**TASK REQUIREMENTS:** Pick out each line below containing "нормативным".

**RECORD SET:**
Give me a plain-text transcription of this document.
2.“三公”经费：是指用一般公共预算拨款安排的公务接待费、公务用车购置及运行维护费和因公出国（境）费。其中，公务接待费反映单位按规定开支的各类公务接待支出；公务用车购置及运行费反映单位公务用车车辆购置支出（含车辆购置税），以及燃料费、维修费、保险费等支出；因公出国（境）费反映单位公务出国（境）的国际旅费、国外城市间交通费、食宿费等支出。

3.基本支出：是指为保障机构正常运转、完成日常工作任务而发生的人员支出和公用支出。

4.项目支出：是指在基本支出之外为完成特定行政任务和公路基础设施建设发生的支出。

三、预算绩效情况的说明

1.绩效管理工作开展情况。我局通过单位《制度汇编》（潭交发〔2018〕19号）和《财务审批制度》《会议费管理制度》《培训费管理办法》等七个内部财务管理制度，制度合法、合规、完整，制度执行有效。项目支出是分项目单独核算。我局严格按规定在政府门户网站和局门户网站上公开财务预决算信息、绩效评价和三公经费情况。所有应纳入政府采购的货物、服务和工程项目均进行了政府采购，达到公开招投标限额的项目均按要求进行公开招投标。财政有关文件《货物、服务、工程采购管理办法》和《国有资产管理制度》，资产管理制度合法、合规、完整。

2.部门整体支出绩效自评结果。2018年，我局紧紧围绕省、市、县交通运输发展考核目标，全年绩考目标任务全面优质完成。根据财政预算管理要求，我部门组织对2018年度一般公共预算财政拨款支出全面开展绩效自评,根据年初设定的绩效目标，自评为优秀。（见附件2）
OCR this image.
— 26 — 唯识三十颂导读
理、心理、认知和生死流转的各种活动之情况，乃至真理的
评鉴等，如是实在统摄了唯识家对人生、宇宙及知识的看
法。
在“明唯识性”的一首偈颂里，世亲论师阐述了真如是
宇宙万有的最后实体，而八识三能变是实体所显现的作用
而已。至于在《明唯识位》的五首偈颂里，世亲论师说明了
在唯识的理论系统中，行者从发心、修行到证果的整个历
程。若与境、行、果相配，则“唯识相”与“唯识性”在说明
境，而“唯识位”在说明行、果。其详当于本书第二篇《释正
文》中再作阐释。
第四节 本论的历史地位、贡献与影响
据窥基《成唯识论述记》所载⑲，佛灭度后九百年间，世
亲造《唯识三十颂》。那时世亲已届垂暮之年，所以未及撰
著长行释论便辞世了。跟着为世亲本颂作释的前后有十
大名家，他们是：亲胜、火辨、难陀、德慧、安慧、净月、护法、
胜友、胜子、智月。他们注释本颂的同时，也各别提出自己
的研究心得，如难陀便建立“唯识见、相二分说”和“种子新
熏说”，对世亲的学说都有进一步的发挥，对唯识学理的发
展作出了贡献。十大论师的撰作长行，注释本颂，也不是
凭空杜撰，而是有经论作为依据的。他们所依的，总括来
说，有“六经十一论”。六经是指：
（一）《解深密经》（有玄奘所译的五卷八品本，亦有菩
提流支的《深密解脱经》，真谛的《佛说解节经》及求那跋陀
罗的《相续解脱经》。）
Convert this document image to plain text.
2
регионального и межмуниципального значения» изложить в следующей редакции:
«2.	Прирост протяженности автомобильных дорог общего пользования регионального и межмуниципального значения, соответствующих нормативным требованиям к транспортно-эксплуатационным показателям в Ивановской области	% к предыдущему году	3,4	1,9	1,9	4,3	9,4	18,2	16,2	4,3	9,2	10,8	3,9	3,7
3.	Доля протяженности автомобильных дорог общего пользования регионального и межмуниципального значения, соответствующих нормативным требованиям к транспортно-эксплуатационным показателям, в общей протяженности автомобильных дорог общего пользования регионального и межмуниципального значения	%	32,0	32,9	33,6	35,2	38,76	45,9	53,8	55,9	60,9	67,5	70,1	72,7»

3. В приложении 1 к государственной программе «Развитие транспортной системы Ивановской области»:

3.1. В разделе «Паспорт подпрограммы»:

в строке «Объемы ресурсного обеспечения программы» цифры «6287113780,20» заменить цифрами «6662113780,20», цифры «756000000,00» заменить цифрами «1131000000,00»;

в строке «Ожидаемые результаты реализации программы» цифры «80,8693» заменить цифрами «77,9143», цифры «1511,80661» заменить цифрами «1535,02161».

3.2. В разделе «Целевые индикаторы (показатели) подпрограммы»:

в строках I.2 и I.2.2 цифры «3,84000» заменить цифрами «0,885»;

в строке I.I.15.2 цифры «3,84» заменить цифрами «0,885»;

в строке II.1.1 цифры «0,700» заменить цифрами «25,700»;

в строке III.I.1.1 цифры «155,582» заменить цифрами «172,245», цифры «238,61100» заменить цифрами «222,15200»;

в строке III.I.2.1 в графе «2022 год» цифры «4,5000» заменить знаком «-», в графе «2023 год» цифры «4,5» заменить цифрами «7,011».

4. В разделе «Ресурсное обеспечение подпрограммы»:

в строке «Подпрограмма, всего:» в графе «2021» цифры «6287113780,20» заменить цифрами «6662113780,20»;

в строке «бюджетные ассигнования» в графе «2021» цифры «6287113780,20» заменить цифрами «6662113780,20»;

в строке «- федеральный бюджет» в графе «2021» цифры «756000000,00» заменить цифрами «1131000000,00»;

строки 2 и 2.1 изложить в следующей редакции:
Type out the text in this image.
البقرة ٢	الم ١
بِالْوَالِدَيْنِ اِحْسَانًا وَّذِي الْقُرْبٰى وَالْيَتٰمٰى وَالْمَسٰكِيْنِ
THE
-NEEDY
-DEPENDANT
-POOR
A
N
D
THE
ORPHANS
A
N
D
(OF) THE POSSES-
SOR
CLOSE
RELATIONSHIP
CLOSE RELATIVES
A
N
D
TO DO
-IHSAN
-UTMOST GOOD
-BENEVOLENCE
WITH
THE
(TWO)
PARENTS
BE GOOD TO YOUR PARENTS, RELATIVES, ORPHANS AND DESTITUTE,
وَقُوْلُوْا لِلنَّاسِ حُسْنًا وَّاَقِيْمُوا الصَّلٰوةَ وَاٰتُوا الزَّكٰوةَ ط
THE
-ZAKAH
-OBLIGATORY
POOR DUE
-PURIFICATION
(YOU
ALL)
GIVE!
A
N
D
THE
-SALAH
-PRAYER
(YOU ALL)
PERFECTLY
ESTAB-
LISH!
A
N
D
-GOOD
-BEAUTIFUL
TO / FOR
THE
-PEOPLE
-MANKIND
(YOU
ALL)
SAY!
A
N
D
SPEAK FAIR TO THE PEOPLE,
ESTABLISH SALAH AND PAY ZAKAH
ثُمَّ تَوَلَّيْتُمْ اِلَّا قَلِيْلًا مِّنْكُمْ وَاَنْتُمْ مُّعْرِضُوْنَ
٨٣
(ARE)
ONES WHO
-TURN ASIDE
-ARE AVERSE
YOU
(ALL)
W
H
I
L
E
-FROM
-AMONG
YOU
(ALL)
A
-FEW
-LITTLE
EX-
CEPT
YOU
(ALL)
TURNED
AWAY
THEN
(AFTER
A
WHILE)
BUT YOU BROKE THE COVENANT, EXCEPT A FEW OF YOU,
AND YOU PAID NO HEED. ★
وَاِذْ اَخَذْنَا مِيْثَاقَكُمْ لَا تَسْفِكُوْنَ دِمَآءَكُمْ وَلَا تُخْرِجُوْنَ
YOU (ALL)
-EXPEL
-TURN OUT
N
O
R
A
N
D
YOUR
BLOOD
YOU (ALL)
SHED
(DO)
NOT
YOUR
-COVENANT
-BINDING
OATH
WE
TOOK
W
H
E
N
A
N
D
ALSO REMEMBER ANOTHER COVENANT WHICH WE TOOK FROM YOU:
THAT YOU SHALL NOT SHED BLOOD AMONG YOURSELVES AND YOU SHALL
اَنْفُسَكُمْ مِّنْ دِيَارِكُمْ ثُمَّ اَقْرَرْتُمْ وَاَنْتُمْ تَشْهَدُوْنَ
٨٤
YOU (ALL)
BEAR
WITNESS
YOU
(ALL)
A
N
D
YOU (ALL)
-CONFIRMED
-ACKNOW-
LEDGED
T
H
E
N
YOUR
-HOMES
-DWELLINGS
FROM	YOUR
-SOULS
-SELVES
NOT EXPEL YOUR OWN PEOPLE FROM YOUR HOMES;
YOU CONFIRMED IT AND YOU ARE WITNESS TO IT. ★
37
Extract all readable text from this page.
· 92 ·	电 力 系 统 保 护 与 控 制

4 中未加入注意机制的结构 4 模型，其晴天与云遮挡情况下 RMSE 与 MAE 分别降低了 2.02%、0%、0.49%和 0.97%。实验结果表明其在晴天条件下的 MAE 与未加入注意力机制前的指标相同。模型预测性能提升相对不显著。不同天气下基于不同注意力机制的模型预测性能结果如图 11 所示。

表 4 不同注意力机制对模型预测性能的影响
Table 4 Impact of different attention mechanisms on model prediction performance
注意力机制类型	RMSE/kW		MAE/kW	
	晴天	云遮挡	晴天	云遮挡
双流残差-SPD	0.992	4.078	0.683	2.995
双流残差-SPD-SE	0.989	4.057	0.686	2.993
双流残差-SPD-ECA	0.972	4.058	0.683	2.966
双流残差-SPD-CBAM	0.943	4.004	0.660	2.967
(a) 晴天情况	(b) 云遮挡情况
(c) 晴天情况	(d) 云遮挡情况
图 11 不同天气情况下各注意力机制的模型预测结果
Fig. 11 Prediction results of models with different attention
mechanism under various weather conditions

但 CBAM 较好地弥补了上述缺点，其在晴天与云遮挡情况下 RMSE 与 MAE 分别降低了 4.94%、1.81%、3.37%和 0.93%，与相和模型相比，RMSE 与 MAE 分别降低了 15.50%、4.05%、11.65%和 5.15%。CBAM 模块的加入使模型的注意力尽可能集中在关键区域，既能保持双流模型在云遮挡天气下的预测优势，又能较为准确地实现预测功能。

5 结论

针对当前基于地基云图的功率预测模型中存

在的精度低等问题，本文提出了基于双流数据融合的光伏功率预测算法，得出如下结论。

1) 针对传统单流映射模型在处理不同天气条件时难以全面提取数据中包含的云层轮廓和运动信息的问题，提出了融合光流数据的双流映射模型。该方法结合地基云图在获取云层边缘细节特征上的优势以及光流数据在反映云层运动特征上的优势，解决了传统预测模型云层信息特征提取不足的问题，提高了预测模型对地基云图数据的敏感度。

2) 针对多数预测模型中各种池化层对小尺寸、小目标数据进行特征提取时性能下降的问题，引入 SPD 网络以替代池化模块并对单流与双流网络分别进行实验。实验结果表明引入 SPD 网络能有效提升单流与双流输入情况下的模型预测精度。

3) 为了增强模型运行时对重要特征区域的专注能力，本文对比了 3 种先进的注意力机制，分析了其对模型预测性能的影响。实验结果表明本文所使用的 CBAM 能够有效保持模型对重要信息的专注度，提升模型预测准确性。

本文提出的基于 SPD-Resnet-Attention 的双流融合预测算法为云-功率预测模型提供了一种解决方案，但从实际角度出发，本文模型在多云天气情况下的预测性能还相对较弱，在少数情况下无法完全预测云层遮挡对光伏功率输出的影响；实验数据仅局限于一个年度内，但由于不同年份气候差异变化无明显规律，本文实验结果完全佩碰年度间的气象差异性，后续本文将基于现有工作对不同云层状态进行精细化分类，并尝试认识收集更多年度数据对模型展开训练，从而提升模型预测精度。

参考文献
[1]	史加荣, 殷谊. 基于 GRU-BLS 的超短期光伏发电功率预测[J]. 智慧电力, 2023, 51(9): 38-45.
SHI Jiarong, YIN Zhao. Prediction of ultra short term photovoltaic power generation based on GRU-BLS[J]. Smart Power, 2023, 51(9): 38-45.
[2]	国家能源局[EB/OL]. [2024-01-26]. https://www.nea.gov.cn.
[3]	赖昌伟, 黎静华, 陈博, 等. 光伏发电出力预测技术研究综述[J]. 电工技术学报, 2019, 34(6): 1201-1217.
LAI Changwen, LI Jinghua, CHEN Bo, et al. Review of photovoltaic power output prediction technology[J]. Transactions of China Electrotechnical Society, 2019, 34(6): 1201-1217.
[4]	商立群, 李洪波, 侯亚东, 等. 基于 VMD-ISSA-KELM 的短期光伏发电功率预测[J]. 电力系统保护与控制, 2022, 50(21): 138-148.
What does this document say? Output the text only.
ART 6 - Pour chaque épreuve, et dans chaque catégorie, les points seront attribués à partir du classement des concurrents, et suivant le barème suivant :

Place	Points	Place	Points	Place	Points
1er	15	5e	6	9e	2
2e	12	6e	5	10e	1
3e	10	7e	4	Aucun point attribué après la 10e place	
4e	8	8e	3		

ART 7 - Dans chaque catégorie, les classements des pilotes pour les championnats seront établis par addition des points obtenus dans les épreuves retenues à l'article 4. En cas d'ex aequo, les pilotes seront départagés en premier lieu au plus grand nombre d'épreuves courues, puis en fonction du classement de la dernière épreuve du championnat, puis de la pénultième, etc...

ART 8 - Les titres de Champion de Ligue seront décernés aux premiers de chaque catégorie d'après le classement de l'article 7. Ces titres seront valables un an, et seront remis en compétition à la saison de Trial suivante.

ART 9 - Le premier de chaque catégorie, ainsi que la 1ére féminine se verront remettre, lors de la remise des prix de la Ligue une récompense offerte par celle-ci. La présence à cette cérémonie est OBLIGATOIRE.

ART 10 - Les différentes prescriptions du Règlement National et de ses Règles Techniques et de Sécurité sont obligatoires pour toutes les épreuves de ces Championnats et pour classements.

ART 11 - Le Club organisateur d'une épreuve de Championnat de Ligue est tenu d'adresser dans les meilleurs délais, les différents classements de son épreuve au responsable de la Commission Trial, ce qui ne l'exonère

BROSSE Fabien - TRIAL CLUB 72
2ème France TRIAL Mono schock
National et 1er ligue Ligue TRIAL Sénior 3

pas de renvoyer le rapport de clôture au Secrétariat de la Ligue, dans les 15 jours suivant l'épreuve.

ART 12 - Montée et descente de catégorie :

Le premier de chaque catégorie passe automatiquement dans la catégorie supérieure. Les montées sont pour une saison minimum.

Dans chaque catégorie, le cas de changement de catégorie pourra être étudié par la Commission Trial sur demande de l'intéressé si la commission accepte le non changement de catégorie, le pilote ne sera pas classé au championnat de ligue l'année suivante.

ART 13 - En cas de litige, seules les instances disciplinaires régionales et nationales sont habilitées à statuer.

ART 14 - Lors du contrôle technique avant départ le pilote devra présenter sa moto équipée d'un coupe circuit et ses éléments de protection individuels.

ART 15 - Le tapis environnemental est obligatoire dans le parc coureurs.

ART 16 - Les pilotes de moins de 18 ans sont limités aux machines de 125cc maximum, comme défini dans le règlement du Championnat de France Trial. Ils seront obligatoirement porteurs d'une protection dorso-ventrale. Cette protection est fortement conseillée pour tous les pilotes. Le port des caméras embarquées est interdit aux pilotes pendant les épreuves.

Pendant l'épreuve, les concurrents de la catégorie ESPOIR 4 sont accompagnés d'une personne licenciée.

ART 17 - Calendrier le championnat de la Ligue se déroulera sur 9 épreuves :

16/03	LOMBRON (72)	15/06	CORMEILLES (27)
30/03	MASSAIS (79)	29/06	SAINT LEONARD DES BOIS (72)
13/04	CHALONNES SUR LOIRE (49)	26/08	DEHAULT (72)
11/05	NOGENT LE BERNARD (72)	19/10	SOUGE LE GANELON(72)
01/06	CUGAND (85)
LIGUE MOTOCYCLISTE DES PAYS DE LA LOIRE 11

**FINAL RESULT:**
«2.	Прирост протяженности автомобильных дорог общего пользования регионального и межмуниципального значения, соответствующих нормативным требованиям к транспортно-эксплуатационным показателям в Ивановской области	% к предыдущему году	3,4	1,9	1,9	4,3	9,4	18,2	16,2	4,3	9,2	10,8	3,9	3,7
3.	Доля протяженности автомобильных дорог общего пользования регионального и межмуниципального значения, соответствующих нормативным требованиям к транспортно-эксплуатационным показателям, в общей протяженности автомобильных дорог общего пользования регионального и межмуниципального значения	%	32,0	32,9	33,6	35,2	38,76	45,9	53,8	55,9	60,9	67,5	70,1	72,7»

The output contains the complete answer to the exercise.